Requirement: Give only the number of lines in the data that include the string "Управления".

Given data:
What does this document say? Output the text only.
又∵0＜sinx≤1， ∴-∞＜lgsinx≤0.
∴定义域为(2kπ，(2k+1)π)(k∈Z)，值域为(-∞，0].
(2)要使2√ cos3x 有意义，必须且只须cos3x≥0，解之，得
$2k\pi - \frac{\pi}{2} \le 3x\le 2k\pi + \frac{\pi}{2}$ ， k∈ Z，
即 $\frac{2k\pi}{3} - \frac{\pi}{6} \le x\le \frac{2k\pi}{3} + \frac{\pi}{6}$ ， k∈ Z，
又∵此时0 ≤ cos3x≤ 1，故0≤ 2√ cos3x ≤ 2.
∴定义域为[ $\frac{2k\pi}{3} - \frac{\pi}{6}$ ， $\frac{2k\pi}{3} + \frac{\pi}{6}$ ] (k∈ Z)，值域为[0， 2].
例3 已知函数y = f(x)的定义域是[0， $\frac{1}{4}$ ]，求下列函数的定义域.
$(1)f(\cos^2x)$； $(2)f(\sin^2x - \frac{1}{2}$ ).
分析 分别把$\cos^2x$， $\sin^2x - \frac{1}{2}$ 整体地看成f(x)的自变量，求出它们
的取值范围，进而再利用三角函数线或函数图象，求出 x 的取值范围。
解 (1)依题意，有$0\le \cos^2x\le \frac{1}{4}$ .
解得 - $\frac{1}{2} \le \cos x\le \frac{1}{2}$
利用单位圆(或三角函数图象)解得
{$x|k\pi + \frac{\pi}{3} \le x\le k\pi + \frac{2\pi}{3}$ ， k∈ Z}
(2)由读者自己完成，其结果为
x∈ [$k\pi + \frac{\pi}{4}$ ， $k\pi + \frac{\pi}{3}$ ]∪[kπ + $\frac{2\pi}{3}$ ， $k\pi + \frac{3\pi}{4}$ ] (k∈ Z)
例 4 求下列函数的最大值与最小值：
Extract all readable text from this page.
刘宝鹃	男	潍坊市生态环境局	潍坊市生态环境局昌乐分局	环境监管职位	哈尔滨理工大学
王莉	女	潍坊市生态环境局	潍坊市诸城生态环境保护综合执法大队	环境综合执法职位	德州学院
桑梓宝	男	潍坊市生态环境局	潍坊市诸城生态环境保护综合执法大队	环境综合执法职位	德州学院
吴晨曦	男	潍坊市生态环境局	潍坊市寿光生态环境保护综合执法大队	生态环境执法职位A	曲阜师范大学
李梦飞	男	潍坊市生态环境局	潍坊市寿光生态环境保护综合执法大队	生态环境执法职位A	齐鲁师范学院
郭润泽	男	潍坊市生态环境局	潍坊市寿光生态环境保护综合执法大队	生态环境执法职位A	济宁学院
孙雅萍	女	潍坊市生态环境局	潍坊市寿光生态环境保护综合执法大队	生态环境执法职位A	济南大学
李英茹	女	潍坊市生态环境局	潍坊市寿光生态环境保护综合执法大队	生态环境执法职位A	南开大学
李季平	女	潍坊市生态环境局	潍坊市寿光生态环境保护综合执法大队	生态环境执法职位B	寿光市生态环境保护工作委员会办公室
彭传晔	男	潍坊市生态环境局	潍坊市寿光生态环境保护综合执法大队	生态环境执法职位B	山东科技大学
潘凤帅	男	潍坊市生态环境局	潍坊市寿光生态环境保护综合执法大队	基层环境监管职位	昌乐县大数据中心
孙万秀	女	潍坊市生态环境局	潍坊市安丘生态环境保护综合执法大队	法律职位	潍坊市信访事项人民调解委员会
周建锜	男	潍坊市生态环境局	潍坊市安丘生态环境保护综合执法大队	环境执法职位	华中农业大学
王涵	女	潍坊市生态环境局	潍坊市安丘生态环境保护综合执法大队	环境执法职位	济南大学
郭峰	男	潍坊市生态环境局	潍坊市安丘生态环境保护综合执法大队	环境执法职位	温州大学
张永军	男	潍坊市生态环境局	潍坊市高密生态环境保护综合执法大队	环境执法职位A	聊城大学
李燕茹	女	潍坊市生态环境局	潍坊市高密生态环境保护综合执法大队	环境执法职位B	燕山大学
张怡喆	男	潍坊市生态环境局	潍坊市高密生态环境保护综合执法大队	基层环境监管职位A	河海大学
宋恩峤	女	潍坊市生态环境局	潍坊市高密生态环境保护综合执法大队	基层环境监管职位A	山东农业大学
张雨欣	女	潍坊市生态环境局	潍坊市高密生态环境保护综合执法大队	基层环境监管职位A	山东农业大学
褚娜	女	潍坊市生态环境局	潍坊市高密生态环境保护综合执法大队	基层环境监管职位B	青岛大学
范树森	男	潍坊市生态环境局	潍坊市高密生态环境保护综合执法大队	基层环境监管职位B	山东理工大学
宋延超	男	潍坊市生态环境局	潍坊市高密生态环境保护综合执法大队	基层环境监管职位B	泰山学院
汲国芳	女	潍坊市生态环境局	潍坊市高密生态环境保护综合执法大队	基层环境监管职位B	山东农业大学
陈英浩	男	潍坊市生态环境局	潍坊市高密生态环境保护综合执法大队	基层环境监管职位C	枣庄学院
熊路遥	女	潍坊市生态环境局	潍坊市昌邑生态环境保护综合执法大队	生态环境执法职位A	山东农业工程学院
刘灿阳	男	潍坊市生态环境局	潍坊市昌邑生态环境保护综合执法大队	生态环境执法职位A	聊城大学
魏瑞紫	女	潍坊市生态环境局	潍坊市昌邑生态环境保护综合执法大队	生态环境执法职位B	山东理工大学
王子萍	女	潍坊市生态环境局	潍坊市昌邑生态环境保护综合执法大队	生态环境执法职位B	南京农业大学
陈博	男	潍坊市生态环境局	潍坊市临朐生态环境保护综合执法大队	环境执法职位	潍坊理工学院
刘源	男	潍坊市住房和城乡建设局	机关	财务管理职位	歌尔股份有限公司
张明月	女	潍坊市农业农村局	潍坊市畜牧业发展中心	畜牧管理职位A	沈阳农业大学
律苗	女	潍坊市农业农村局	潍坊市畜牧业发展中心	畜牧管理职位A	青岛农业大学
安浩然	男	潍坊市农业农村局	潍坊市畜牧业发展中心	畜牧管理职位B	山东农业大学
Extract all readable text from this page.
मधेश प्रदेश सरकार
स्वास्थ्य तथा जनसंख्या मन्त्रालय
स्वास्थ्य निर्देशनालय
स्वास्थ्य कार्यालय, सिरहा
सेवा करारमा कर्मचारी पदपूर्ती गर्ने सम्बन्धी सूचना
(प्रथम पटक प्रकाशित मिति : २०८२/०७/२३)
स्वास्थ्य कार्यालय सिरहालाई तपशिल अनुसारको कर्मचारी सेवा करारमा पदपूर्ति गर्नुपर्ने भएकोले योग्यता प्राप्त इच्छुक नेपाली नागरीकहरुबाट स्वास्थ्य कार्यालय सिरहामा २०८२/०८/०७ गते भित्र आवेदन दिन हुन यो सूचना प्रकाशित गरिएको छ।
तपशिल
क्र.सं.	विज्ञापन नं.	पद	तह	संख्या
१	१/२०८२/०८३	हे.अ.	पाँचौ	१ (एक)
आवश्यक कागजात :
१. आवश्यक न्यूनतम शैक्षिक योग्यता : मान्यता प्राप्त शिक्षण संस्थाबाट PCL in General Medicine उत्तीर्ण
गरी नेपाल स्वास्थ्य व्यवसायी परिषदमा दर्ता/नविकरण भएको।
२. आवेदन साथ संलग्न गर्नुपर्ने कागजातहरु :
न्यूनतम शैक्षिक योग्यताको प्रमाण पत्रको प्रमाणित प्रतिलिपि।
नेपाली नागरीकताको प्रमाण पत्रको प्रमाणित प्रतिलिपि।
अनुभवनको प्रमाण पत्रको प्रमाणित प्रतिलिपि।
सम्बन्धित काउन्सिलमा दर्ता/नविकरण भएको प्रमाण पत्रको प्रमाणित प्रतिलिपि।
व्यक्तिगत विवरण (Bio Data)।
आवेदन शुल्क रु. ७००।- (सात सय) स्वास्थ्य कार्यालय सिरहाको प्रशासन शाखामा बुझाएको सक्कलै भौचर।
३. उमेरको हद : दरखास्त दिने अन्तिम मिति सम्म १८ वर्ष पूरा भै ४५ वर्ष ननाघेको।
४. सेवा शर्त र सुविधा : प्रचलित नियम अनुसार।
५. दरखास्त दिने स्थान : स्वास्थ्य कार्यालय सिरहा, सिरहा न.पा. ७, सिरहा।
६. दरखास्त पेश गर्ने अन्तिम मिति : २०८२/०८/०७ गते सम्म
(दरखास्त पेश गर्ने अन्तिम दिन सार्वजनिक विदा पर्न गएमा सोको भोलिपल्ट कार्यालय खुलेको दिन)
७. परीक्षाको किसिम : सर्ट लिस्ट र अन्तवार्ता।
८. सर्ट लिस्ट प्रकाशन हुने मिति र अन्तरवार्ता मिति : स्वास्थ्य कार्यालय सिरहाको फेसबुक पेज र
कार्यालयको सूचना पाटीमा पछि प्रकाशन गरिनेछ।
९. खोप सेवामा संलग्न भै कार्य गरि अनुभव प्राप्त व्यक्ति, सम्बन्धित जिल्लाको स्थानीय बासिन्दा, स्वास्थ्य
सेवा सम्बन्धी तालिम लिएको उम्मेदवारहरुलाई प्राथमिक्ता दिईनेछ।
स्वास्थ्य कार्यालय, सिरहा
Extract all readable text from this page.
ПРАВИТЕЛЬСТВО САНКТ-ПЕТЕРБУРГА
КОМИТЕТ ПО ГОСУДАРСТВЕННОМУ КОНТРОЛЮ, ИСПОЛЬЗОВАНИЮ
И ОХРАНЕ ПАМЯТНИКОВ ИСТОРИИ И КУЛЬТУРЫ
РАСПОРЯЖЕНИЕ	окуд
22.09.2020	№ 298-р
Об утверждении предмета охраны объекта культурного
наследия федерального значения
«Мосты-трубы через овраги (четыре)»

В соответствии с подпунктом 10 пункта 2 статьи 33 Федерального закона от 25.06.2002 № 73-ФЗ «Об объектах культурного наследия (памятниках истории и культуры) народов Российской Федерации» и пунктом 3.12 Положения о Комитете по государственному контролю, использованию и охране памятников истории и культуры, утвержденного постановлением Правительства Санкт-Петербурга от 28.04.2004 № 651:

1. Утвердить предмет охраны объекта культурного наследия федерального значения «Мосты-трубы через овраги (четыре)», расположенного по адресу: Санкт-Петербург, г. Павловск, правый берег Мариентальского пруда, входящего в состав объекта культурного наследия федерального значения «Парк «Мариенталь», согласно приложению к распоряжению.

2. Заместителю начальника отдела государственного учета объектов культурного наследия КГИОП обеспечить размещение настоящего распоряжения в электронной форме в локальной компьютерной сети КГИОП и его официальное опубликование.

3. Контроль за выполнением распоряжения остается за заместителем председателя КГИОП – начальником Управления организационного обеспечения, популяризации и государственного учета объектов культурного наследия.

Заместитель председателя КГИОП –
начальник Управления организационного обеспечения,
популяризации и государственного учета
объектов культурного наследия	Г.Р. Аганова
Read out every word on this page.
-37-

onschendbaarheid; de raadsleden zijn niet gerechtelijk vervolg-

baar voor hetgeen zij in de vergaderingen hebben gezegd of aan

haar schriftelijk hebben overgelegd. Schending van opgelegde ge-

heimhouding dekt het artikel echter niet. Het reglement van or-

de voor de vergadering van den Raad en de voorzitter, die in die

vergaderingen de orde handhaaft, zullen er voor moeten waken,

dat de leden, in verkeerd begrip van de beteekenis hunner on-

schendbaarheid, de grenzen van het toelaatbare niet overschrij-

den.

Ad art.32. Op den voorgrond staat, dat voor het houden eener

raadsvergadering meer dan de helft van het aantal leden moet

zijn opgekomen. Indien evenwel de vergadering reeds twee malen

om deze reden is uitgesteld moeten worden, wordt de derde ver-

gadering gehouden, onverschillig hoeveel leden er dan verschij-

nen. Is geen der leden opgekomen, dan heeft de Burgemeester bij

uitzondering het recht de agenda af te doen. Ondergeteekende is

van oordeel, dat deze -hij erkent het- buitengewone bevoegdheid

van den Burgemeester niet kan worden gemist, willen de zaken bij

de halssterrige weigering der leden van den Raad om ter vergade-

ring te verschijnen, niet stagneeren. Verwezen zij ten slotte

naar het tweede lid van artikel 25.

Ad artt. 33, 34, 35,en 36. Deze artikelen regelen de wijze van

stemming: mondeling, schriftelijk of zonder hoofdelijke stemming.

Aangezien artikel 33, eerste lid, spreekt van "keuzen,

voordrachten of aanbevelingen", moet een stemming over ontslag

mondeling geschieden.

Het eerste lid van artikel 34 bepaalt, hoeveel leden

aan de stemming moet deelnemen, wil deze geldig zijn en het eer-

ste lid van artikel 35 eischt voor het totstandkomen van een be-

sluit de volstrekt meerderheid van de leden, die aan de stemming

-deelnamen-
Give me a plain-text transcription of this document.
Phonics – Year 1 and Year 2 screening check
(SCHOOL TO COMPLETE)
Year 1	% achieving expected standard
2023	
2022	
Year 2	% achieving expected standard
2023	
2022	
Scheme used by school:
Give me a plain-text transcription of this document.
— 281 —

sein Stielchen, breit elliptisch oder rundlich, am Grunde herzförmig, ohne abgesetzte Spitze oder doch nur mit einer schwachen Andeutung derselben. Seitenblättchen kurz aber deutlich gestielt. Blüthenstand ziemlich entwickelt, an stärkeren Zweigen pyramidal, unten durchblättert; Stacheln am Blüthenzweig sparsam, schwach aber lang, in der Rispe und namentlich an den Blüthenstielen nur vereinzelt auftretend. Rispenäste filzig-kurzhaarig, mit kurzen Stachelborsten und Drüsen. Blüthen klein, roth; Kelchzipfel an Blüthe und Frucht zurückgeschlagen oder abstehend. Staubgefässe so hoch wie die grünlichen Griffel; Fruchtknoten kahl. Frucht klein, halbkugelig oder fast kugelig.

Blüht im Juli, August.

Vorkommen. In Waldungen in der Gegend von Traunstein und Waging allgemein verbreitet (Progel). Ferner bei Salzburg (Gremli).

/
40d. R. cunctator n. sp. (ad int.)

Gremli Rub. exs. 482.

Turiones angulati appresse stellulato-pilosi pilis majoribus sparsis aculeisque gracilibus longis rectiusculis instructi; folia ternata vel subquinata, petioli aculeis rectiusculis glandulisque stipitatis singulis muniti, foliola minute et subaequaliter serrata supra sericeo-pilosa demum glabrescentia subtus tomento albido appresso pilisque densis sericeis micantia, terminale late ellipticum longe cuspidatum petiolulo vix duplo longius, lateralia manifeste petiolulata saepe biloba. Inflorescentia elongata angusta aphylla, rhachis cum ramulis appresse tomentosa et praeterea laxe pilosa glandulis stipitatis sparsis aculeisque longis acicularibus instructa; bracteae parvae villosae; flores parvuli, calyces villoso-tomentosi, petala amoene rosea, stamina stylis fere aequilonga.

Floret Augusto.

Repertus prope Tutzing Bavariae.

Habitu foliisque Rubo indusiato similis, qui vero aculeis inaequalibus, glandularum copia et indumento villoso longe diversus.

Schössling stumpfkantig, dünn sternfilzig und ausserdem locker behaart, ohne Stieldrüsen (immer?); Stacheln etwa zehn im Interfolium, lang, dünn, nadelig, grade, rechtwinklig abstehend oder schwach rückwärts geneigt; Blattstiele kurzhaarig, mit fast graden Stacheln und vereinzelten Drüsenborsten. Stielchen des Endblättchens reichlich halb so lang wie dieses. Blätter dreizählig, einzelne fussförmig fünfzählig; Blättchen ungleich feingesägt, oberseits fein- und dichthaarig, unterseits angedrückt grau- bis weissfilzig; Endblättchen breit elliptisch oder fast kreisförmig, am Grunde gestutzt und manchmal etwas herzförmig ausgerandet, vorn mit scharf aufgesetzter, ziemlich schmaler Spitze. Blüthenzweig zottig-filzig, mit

Written solution: 2